> _AIM_: Count every line that has the word "Martina". Give the number, without anything more.

> _MATERIAL PROVIDED_:
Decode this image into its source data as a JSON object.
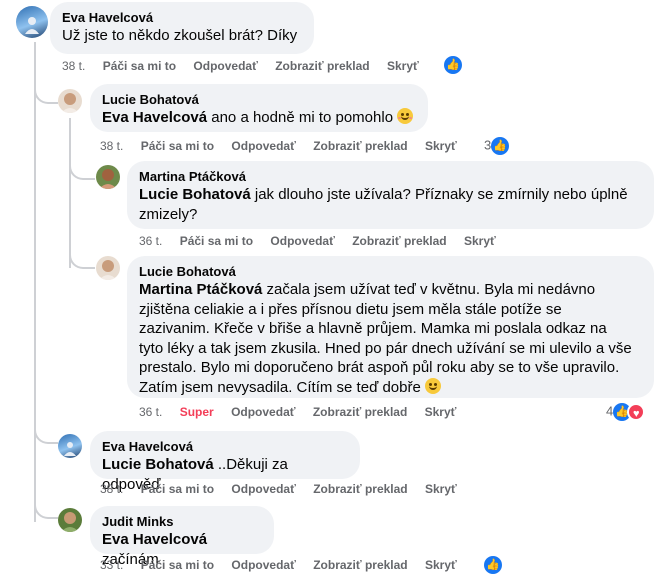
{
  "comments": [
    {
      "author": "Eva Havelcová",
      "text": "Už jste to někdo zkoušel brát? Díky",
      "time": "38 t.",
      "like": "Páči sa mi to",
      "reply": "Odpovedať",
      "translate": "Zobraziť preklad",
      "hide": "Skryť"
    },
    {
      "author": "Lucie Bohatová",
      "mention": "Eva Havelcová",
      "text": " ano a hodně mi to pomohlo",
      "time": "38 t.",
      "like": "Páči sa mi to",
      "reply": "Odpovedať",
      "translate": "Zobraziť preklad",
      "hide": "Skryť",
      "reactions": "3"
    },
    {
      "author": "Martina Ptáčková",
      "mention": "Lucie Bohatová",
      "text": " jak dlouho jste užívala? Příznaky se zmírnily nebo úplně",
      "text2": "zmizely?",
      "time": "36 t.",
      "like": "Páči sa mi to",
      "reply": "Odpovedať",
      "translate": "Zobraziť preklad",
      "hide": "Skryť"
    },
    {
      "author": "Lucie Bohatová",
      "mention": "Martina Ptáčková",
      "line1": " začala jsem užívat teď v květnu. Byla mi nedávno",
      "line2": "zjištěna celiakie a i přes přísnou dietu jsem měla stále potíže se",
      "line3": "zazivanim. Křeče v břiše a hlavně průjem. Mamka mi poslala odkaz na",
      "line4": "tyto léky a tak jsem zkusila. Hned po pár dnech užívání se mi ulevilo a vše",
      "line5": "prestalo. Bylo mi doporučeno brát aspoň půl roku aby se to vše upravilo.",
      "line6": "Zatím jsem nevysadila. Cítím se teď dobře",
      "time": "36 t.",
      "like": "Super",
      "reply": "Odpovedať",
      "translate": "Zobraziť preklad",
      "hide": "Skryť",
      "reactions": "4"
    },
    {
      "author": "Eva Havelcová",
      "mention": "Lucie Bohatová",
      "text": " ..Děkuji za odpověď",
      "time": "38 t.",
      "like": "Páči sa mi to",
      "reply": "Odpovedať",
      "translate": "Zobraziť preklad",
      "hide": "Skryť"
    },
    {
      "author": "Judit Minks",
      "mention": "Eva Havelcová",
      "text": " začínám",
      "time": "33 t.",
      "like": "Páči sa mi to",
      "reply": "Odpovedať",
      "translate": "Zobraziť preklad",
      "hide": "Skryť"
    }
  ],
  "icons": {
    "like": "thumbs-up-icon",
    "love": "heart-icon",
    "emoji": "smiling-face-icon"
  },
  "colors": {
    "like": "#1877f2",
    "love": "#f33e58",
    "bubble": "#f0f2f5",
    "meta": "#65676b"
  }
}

> _THE RESPONSE_: 2